* WHAT IS REQUIRED: Update the stretch from the start of the lines through the line containing "clock-date[interactable]: 3/2/2024 (1197, 749, 1257, 762)" by changing "Choose What I Share" to "Manage Data Settings", keeping everything else the same.

* Records from a collection:
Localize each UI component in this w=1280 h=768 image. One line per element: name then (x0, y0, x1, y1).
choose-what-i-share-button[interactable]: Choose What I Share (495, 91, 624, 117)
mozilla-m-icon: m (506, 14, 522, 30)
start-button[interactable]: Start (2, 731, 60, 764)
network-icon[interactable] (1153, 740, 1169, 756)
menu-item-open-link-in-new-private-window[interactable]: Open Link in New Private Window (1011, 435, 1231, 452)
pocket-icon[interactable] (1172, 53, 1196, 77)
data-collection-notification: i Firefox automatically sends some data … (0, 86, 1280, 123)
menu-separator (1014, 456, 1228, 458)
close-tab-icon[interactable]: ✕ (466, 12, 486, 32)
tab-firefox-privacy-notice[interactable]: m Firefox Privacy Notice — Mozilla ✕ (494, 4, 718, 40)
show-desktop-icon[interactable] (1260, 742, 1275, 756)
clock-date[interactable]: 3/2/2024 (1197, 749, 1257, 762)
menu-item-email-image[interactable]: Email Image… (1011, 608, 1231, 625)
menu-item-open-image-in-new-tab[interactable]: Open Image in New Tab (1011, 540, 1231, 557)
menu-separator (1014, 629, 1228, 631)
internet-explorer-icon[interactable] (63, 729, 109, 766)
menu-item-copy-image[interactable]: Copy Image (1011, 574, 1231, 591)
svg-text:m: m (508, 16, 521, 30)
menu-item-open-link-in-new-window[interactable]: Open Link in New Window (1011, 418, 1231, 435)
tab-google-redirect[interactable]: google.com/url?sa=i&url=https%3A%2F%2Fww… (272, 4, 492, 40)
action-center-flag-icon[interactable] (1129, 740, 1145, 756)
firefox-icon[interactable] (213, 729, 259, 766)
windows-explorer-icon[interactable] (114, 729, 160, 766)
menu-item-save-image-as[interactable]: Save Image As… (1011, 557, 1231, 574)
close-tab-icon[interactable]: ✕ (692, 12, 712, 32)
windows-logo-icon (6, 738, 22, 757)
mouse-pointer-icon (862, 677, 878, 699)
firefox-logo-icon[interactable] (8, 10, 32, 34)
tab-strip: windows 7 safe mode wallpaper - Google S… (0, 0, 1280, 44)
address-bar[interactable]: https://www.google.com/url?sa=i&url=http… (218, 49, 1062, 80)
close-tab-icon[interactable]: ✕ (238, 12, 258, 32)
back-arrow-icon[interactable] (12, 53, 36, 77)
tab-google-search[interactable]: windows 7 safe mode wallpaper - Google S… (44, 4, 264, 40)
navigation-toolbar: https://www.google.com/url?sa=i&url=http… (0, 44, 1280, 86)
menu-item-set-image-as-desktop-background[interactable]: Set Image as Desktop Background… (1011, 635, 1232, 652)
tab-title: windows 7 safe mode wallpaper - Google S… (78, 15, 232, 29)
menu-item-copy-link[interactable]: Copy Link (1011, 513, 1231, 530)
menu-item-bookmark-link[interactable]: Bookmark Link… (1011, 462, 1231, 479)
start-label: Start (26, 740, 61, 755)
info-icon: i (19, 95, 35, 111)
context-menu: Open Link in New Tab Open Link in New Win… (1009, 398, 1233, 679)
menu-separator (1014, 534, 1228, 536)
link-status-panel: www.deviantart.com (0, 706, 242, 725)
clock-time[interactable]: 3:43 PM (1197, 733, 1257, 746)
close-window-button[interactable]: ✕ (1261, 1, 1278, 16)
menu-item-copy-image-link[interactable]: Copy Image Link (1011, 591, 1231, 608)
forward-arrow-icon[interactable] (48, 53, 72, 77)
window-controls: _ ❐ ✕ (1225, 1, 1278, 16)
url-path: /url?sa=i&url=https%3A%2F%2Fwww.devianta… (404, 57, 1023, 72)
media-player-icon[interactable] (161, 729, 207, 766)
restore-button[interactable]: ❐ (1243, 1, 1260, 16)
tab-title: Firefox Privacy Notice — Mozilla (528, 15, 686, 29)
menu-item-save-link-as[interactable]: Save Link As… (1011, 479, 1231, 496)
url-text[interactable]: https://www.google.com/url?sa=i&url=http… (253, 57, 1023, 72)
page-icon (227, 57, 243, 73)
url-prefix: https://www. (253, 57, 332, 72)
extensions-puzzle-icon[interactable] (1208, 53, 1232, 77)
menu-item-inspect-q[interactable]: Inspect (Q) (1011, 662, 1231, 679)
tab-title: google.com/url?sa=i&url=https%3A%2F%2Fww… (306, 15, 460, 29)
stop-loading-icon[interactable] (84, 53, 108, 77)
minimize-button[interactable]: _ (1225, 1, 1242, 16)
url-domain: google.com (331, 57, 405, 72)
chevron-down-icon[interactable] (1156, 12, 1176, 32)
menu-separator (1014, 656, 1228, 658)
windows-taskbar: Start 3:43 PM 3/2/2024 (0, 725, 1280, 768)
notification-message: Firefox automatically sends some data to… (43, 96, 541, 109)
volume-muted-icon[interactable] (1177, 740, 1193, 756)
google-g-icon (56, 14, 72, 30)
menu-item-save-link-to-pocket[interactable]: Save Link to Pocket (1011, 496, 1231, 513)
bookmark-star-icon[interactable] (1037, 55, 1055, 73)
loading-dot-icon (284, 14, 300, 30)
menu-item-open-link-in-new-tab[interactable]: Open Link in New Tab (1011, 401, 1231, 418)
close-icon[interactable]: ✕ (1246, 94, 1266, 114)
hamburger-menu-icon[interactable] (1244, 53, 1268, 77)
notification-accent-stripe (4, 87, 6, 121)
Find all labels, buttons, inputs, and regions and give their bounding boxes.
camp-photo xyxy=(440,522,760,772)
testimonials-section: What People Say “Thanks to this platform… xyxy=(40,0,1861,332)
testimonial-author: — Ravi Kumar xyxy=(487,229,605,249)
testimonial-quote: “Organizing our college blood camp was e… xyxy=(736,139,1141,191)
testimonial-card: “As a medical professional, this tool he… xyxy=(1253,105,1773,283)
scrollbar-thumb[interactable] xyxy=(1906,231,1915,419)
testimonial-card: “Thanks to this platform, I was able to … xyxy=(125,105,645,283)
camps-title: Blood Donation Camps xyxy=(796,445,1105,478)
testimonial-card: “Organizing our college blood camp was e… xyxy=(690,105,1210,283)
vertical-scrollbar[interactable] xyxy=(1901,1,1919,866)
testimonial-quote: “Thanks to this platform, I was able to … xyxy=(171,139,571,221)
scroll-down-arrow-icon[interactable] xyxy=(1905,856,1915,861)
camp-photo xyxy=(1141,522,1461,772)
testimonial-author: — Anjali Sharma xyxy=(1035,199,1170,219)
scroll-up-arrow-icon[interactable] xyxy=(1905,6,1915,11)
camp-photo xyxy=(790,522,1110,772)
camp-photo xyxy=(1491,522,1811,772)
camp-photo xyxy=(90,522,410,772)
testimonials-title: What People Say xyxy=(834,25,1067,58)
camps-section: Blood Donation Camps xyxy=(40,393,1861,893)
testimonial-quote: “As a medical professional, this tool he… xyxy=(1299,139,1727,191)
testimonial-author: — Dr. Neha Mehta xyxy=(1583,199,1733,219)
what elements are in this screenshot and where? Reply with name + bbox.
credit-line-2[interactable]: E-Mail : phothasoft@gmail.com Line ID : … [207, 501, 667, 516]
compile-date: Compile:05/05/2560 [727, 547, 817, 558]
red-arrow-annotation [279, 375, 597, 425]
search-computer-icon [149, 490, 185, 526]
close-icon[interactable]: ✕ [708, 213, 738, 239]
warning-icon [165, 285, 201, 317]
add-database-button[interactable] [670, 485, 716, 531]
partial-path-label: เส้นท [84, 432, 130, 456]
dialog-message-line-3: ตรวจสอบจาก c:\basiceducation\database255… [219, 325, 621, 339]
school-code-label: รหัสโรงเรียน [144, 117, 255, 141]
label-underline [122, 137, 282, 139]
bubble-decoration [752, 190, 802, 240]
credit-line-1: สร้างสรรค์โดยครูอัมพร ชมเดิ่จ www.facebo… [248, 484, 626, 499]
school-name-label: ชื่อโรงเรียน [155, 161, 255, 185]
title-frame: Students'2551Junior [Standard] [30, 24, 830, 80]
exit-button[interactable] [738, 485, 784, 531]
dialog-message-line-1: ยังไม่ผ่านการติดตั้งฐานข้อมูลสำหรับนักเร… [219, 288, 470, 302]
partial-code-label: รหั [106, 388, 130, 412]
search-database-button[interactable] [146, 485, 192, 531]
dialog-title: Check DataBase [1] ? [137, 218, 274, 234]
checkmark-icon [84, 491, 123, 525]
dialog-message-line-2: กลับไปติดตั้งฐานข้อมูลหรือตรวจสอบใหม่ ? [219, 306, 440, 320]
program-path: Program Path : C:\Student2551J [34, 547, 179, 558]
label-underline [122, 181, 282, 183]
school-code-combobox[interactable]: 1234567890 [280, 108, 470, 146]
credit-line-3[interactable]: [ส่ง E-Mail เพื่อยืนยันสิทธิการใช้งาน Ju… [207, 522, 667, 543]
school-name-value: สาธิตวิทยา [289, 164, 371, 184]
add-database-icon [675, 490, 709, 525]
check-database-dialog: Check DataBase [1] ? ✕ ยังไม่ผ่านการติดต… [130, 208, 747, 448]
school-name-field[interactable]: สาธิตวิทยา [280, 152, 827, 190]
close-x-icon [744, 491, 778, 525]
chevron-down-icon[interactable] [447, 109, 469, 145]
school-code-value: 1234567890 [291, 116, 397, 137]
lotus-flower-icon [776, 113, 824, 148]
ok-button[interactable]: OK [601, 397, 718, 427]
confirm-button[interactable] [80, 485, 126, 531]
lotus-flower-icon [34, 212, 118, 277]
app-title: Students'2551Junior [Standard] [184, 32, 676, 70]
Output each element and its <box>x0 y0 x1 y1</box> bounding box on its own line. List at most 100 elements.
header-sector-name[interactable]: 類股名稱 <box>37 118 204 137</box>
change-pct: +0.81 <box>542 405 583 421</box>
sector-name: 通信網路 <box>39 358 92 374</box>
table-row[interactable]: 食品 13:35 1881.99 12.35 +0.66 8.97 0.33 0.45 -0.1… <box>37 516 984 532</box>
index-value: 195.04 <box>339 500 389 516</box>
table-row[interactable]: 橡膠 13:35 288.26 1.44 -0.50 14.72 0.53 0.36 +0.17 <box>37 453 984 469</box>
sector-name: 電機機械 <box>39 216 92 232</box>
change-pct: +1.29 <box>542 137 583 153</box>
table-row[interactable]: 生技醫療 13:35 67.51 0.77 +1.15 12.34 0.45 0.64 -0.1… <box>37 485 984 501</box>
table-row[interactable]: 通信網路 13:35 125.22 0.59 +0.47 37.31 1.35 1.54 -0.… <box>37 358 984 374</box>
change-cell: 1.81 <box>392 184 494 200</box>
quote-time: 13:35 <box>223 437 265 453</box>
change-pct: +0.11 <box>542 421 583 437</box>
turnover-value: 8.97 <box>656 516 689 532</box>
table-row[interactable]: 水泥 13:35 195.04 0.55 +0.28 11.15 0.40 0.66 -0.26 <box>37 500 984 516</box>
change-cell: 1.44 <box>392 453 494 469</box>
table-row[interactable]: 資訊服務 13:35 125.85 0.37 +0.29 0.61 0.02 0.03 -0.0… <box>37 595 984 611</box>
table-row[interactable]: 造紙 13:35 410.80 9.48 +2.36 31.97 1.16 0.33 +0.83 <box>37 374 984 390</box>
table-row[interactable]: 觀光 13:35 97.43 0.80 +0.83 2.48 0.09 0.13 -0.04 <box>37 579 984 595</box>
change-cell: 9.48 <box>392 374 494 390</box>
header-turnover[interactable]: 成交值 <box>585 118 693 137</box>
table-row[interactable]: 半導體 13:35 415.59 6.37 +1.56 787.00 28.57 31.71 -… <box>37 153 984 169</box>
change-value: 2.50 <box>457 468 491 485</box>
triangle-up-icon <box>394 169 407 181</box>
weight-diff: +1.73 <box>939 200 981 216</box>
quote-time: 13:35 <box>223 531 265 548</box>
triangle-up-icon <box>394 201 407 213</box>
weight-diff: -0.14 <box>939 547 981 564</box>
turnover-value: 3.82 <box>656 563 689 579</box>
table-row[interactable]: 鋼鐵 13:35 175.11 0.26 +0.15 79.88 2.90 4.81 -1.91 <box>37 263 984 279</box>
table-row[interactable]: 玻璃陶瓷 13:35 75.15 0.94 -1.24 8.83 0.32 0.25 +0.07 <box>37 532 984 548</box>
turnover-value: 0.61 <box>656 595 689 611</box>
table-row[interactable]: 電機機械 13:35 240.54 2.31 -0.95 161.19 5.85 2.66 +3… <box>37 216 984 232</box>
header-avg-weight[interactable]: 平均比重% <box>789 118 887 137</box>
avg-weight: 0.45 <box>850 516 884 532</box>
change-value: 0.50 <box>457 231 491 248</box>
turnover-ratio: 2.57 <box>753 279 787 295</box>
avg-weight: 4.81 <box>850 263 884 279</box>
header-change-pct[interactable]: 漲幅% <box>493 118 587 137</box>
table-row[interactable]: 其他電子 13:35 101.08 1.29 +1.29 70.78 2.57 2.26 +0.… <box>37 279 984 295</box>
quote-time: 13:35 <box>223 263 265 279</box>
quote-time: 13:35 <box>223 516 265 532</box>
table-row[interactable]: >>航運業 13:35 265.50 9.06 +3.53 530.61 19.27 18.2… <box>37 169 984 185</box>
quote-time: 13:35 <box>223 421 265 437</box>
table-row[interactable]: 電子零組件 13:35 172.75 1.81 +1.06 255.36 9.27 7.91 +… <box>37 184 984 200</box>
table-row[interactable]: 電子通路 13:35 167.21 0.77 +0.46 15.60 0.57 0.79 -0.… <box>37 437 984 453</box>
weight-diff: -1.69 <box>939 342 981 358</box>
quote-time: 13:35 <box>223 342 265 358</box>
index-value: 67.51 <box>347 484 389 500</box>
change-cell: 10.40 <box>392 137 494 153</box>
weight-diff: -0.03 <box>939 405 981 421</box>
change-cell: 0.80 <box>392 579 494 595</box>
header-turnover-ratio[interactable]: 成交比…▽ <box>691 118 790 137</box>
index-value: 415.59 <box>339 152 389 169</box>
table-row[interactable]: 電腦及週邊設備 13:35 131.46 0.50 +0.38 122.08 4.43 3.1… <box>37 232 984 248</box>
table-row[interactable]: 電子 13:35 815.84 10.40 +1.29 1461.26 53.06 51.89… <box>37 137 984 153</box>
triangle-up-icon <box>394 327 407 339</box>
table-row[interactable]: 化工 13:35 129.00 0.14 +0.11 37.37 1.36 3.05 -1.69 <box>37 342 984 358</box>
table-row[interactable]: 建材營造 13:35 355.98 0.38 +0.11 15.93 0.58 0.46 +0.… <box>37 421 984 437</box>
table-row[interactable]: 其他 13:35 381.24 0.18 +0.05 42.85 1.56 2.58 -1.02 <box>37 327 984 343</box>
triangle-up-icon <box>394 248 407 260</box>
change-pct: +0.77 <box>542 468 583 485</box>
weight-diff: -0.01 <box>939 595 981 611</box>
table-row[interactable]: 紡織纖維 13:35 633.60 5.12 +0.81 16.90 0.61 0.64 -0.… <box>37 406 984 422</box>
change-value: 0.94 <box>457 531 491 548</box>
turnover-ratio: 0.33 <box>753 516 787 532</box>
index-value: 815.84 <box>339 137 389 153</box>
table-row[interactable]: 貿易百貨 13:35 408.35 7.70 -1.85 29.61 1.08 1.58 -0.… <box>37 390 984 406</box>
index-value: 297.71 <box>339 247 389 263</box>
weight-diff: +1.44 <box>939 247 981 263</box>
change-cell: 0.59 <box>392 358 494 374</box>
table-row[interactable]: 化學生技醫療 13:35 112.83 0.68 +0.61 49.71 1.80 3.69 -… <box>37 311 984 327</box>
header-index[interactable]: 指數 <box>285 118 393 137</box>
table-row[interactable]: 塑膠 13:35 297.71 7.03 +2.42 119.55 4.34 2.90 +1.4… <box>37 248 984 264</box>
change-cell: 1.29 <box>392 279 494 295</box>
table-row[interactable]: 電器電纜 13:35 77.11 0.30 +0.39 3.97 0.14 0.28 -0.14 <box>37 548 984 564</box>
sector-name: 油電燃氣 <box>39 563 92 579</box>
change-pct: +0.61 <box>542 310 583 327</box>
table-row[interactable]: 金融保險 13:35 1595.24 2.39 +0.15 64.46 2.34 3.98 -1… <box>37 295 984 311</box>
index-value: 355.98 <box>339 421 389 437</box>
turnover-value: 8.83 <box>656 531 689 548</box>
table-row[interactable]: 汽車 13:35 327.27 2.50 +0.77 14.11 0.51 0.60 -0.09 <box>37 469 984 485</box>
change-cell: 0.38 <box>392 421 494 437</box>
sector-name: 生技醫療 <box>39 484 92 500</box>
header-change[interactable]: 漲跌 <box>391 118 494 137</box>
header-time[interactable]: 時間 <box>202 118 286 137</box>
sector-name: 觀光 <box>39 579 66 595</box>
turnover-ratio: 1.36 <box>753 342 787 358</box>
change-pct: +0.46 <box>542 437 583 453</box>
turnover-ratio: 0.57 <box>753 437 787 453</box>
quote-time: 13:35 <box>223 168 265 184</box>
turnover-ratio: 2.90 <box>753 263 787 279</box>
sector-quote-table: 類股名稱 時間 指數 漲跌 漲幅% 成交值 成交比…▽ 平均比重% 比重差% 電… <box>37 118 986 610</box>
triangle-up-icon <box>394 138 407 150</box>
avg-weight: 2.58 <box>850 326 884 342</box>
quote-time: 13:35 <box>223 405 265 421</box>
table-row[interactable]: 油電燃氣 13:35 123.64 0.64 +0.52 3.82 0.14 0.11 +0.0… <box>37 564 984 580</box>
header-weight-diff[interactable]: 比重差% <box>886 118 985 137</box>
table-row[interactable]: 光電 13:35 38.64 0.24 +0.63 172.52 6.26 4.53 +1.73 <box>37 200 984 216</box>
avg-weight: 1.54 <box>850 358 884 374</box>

* WRITTEN ANSWER:
Localize each UI component in this w=1280 h=768 image. One line per element: name then (x0, y0, x1, y1).
choose-what-i-share-button[interactable]: Manage Data Settings (495, 91, 624, 117)
mozilla-m-icon: m (506, 14, 522, 30)
start-button[interactable]: Start (2, 731, 60, 764)
network-icon[interactable] (1153, 740, 1169, 756)
menu-item-open-link-in-new-private-window[interactable]: Open Link in New Private Window (1011, 435, 1231, 452)
pocket-icon[interactable] (1172, 53, 1196, 77)
data-collection-notification: i Firefox automatically sends some data … (0, 86, 1280, 123)
menu-separator (1014, 456, 1228, 458)
close-tab-icon[interactable]: ✕ (466, 12, 486, 32)
tab-firefox-privacy-notice[interactable]: m Firefox Privacy Notice — Mozilla ✕ (494, 4, 718, 40)
show-desktop-icon[interactable] (1260, 742, 1275, 756)
clock-date[interactable]: 3/2/2024 (1197, 749, 1257, 762)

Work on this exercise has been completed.